STORED ROWS>
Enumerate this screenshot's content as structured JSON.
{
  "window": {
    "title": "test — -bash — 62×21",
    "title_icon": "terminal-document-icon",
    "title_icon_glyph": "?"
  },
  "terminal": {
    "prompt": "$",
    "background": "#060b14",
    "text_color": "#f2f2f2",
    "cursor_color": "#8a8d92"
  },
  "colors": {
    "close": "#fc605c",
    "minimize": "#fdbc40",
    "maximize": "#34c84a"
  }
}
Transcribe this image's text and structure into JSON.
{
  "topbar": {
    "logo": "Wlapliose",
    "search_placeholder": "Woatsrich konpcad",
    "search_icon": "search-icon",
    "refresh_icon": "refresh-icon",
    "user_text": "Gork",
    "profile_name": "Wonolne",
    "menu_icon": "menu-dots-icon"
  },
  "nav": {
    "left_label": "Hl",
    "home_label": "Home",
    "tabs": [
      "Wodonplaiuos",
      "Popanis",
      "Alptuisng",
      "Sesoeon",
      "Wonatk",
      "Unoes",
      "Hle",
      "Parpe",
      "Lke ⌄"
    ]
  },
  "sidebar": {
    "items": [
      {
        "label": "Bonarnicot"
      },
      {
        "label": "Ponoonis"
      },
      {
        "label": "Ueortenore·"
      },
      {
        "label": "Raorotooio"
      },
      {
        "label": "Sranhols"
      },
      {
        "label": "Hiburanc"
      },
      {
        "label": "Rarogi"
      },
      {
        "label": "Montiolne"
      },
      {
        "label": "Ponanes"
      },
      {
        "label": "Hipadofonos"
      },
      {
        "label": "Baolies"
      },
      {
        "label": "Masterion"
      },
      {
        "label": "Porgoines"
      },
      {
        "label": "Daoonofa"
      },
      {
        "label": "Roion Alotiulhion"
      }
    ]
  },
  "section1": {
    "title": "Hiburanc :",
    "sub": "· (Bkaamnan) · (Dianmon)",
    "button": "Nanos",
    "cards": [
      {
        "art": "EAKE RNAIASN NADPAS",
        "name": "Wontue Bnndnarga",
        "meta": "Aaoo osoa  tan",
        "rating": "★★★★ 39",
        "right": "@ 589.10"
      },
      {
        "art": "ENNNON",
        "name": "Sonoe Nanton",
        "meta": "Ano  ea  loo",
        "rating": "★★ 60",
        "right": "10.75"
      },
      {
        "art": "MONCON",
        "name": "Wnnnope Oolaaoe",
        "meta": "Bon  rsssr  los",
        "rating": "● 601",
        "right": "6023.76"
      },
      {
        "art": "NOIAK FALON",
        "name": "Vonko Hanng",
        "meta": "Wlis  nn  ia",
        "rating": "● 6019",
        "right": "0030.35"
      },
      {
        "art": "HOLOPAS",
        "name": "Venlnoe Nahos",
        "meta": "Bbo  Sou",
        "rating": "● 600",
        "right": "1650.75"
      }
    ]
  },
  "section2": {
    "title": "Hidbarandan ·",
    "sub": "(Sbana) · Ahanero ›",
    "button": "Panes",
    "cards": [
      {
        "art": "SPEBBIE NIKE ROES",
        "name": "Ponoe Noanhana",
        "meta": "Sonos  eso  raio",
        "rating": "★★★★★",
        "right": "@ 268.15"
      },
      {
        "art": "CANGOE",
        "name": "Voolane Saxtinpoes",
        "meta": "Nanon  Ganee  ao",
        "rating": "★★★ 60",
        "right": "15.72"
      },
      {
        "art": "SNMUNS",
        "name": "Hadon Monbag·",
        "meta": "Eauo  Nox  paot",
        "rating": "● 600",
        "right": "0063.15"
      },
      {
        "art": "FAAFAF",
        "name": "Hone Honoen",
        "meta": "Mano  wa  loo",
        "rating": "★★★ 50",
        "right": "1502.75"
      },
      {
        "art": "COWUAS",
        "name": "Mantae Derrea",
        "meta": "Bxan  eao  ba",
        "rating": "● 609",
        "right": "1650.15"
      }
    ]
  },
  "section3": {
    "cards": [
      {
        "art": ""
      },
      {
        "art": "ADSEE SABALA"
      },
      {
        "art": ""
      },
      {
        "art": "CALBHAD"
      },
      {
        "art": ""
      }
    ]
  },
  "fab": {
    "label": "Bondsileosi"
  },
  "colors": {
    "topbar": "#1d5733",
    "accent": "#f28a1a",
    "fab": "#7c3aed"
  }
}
...
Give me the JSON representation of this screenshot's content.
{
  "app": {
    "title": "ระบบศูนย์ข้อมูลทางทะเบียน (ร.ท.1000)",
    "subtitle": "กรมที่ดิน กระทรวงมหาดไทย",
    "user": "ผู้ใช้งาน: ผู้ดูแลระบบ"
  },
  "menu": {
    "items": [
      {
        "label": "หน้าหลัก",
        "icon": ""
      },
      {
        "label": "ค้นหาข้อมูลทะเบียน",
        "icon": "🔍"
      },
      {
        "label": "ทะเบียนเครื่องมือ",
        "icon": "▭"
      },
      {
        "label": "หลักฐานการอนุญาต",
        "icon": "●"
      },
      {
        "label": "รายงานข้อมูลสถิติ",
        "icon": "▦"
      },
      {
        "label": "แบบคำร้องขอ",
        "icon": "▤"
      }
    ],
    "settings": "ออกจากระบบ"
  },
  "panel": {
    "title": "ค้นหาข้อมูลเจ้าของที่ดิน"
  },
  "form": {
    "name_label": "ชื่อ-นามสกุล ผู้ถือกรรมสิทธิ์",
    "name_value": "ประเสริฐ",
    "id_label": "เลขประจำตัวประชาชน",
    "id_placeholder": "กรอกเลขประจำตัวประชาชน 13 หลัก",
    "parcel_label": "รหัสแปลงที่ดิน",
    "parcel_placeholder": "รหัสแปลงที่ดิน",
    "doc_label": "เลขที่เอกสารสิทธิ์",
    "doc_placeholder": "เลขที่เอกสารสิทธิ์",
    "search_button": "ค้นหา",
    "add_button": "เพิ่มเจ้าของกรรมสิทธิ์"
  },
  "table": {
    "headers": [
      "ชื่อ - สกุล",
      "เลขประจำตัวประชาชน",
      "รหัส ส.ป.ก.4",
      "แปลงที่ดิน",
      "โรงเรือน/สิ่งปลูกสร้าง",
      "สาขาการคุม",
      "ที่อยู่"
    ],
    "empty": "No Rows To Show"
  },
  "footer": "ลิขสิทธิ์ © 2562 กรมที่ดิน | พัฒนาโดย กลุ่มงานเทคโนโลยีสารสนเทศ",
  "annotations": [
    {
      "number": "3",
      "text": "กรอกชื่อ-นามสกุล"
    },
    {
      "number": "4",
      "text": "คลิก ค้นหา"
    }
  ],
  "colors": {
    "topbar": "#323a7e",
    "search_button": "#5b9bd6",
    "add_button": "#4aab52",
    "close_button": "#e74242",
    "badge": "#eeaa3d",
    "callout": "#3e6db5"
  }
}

GOAL>
The answer is the number of lines in the preceding material that hold "screenshot"; write that number and nothing else.

RESULT OF THIS EXERCISE>
2